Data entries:
(begin)
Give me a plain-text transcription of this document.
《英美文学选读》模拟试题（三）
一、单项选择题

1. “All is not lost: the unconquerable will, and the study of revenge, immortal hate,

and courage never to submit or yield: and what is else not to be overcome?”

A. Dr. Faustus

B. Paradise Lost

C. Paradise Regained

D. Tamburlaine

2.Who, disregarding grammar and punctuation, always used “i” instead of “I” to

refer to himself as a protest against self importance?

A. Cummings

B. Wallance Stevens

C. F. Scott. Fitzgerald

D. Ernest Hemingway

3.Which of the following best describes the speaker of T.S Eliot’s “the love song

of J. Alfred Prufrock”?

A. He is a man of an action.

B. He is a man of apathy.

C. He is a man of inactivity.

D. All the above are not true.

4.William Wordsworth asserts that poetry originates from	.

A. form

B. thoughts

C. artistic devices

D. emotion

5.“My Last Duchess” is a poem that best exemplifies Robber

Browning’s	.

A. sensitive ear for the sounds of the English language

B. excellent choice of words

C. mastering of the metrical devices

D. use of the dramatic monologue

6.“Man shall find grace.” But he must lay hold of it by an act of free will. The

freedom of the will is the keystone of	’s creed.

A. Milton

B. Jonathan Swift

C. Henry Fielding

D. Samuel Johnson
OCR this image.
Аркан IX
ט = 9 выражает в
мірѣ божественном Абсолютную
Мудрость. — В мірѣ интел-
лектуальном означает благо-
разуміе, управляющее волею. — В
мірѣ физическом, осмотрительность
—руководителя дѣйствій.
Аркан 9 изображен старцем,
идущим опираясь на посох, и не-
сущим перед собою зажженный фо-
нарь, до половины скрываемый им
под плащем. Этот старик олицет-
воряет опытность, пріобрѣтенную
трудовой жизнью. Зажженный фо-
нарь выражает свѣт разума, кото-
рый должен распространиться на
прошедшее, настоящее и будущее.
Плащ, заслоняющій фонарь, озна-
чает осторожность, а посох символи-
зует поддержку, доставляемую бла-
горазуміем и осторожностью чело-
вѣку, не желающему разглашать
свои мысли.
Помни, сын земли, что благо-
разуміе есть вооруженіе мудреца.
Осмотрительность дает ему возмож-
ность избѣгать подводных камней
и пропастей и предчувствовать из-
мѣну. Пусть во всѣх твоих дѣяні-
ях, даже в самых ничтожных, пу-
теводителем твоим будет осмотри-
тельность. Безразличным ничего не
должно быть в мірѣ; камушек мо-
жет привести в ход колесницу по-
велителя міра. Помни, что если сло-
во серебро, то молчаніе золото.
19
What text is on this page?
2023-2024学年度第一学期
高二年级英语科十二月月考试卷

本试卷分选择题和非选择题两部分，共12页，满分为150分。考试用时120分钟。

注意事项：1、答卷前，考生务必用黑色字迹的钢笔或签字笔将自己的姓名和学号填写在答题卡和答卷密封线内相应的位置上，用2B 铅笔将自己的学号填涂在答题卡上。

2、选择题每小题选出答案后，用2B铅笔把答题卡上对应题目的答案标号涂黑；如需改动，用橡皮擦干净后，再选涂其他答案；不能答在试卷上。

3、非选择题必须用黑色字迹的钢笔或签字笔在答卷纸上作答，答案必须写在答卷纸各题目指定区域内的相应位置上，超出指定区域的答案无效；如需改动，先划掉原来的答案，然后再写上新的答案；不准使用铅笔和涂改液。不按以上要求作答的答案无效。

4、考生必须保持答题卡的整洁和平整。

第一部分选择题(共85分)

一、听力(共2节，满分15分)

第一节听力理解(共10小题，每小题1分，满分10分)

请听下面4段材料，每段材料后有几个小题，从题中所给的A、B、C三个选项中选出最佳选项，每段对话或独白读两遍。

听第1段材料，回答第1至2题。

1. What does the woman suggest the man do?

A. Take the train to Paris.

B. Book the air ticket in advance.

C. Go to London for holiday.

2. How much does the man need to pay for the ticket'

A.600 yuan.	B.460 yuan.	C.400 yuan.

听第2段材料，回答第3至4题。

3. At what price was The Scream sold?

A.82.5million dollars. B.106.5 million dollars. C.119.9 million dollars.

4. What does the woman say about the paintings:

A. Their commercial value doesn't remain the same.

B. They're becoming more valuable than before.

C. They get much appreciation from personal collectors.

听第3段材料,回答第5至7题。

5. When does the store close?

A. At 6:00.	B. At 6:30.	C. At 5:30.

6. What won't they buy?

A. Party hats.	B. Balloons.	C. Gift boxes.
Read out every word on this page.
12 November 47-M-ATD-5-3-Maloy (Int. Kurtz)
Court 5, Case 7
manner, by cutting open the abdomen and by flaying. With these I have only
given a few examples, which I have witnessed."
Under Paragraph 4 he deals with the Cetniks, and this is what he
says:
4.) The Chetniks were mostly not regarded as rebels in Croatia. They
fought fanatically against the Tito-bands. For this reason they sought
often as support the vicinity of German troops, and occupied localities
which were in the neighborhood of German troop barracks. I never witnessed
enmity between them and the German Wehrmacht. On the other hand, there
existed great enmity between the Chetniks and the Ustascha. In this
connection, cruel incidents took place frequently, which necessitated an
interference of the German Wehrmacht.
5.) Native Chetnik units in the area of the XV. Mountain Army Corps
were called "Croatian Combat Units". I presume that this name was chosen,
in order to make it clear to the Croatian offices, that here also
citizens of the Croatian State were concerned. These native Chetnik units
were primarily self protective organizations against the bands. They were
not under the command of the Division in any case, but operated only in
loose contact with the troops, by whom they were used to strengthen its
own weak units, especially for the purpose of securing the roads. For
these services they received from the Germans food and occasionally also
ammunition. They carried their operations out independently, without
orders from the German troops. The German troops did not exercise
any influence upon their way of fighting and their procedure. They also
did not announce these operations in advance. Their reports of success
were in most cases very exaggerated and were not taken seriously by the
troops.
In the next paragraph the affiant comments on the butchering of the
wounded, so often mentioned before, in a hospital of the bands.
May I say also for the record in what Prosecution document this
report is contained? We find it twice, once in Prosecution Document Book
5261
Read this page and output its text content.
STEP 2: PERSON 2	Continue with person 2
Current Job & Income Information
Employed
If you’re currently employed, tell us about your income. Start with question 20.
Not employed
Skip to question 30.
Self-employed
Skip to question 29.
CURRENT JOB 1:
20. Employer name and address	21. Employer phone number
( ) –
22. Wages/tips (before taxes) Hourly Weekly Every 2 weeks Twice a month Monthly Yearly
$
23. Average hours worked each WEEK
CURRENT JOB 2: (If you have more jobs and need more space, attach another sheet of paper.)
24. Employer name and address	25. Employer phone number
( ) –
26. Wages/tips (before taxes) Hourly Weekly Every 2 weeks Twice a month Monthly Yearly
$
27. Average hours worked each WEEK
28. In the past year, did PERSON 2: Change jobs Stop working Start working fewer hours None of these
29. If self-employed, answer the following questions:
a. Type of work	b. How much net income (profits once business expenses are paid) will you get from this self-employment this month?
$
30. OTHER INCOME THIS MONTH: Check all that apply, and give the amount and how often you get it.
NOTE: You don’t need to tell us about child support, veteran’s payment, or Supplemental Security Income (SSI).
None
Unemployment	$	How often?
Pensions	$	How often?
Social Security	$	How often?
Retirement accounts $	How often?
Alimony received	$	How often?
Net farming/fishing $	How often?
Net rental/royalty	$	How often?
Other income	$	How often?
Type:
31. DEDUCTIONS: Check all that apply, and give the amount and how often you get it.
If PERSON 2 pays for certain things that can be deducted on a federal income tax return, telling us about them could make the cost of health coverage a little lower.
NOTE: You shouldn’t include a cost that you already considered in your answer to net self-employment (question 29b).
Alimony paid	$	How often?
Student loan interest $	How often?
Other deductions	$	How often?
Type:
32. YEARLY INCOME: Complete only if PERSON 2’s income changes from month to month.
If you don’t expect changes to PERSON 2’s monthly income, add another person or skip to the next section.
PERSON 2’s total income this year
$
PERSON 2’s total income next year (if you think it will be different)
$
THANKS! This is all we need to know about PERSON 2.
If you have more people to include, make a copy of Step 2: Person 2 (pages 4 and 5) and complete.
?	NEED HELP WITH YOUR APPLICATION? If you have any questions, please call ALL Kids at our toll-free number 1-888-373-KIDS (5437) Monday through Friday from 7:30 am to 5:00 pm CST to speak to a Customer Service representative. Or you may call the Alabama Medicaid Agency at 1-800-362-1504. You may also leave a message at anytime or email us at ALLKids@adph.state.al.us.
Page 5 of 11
(end)
* DIRECTION: Search the records above for "amount". Copy each line where it is found.

* EXERCISE RESULT:
30. OTHER INCOME THIS MONTH: Check all that apply, and give the amount and how often you get it.
31. DEDUCTIONS: Check all that apply, and give the amount and how often you get it.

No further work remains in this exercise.